Give back the full listing, character for character, with no pictures.

--- start of ENTRIES PROVIDED ---

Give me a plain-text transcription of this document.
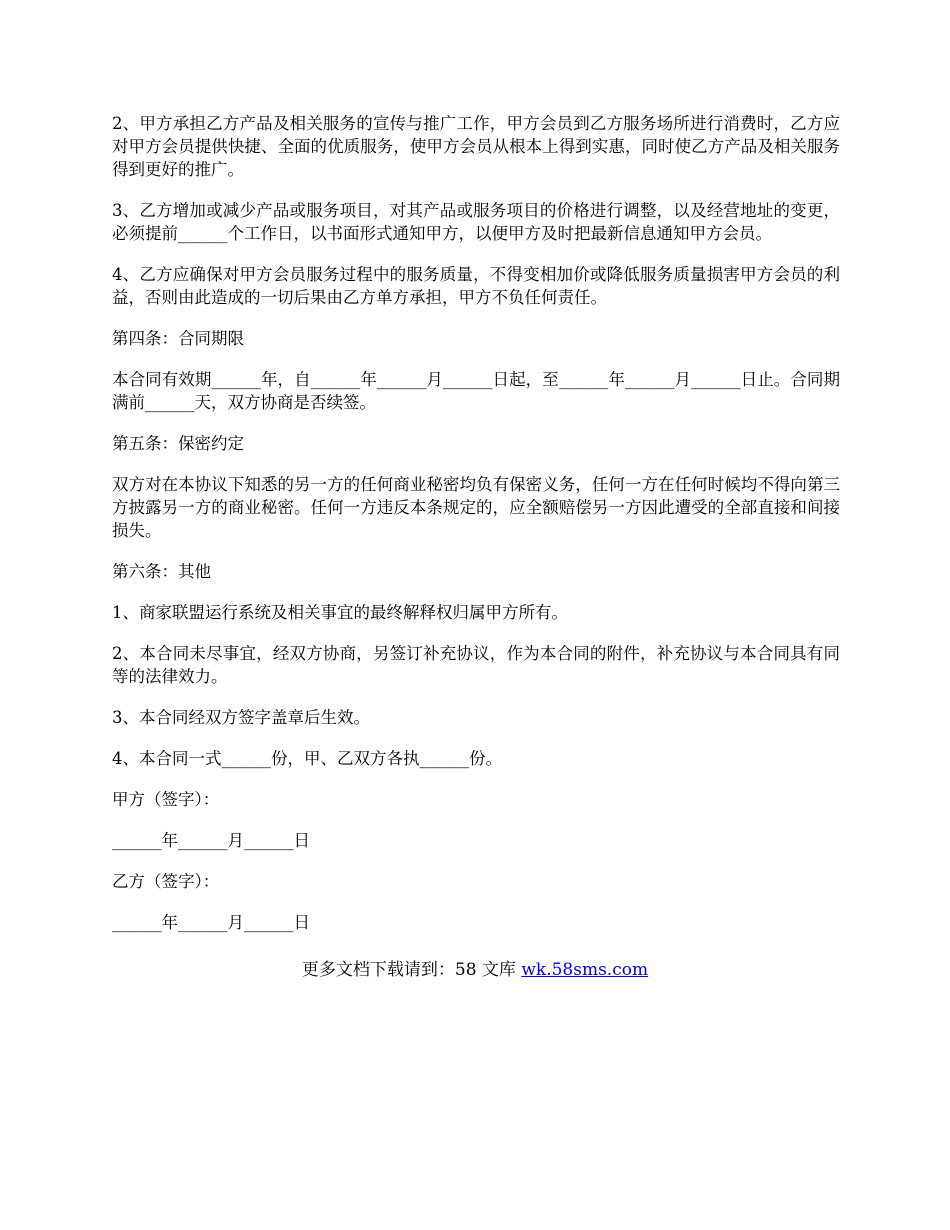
2、甲方承担乙方产品及相关服务的宣传与推广工作，甲方会员到乙方服务场所进行消费时，乙方应对甲方会员提供快捷、全面的优质服务，使甲方会员从根本上得到实惠，同时使乙方产品及相关服务得到更好的推广。

3、乙方增加或减少产品或服务项目，对其产品或服务项目的价格进行调整，以及经营地址的变更，必须提前______个工作日，以书面形式通知甲方，以便甲方及时把最新信息通知甲方会员。

4、乙方应确保对甲方会员服务过程中的服务质量，不得变相加价或降低服务质量损害甲方会员的利益，否则由此造成的一切后果由乙方单方承担，甲方不负任何责任。

第四条：合同期限

本合同有效期______年，自______年______月______日起，至______年______月______日止。合同期满前______天，双方协商是否续签。

第五条：保密约定

双方对在本协议下知悉的另一方的任何商业秘密均负有保密义务，任何一方在任何时候均不得向第三方披露另一方的商业秘密。任何一方违反本条规定的，应全额赔偿另一方因此遭受的全部直接和间接损失。

第六条：其他

1、商家联盟运行系统及相关事宜的最终解释权归属甲方所有。

2、本合同未尽事宜，经双方协商，另签订补充协议，作为本合同的附件，补充协议与本合同具有同等的法律效力。

3、本合同经双方签字盖章后生效。

4、本合同一式______份，甲、乙双方各执______份。

甲方（签字）：

______年______月______日

乙方（签字）：

______年______月______日

更多文档下载请到：58 文库 wk.58sms.com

--- end of ENTRIES PROVIDED ---

▶ WRITTEN RESPONSE:
Give me a plain-text transcription of this document.
2、甲方承担乙方产品及相关服务的宣传与推广工作，甲方会员到乙方服务场所进行消费时，乙方应对甲方会员提供快捷、全面的优质服务，使甲方会员从根本上得到实惠，同时使乙方产品及相关服务得到更好的推广。

3、乙方增加或减少产品或服务项目，对其产品或服务项目的价格进行调整，以及经营地址的变更，必须提前______个工作日，以书面形式通知甲方，以便甲方及时把最新信息通知甲方会员。

4、乙方应确保对甲方会员服务过程中的服务质量，不得变相加价或降低服务质量损害甲方会员的利益，否则由此造成的一切后果由乙方单方承担，甲方不负任何责任。

第四条：合同期限

本合同有效期______年，自______年______月______日起，至______年______月______日止。合同期满前______天，双方协商是否续签。

第五条：保密约定

双方对在本协议下知悉的另一方的任何商业秘密均负有保密义务，任何一方在任何时候均不得向第三方披露另一方的商业秘密。任何一方违反本条规定的，应全额赔偿另一方因此遭受的全部直接和间接损失。

第六条：其他

1、商家联盟运行系统及相关事宜的最终解释权归属甲方所有。

2、本合同未尽事宜，经双方协商，另签订补充协议，作为本合同的附件，补充协议与本合同具有同等的法律效力。

3、本合同经双方签字盖章后生效。

4、本合同一式______份，甲、乙双方各执______份。

甲方（签字）：

______年______月______日

乙方（签字）：

______年______月______日

更多文档下载请到：58 文库 wk.58sms.com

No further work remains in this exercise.